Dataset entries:

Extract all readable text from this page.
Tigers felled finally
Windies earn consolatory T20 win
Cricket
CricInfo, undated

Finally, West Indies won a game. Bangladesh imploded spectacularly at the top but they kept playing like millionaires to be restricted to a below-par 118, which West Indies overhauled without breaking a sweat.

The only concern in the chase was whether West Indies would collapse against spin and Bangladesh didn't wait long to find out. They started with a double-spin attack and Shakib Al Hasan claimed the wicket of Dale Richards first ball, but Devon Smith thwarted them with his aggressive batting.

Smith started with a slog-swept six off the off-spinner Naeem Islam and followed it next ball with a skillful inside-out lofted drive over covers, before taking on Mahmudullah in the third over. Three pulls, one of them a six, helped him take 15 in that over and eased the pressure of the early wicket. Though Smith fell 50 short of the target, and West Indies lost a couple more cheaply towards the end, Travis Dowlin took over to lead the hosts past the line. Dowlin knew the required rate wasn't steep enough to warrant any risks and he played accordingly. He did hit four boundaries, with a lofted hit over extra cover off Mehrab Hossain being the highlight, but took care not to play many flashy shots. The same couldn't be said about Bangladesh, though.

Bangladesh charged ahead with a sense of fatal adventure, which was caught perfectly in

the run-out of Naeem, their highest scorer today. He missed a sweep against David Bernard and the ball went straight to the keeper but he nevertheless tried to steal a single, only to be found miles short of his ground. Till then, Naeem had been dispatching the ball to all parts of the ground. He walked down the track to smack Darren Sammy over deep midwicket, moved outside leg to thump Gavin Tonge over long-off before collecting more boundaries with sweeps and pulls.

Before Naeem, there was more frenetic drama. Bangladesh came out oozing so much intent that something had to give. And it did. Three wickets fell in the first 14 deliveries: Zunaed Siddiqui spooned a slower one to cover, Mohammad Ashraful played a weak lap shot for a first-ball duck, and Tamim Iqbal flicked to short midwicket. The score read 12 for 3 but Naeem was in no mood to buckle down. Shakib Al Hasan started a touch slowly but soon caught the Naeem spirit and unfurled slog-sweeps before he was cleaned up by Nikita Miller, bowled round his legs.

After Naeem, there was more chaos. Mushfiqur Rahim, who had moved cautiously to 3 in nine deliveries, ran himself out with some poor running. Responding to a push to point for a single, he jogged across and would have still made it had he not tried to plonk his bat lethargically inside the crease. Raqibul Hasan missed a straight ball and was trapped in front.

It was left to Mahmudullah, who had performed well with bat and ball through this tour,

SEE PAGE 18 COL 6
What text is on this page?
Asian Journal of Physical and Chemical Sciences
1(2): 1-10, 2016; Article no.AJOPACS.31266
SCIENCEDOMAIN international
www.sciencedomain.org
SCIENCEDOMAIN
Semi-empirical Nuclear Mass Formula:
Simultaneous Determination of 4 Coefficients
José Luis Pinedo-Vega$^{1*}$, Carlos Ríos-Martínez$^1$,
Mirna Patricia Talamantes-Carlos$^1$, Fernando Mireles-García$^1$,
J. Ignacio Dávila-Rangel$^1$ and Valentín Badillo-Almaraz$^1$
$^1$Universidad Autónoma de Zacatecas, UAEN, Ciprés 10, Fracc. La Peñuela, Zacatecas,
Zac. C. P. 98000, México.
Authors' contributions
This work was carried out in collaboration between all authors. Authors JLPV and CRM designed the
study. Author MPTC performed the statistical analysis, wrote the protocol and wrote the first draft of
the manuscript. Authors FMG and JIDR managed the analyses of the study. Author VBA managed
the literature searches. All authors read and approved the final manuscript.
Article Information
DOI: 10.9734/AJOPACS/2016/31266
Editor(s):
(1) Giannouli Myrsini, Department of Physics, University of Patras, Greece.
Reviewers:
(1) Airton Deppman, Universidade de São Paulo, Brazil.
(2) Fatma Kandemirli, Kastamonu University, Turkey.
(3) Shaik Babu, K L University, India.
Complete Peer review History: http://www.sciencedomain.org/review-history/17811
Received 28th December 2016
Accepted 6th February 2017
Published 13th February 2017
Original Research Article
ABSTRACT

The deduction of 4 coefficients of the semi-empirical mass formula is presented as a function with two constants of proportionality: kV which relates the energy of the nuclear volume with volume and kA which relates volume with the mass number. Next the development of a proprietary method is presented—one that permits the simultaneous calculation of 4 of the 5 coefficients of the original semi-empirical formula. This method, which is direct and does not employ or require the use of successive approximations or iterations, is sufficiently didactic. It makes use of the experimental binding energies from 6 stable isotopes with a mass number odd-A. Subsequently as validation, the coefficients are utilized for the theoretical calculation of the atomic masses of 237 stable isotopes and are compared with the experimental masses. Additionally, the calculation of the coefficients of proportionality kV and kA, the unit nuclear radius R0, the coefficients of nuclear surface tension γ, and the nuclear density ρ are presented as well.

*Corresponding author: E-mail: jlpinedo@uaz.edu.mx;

Problem details: From the records above, pick out and copy each line holding the word "Article".

Response below:
1(2): 1-10, 2016; Article no.AJOPACS.31266
Article Information
Original Research Article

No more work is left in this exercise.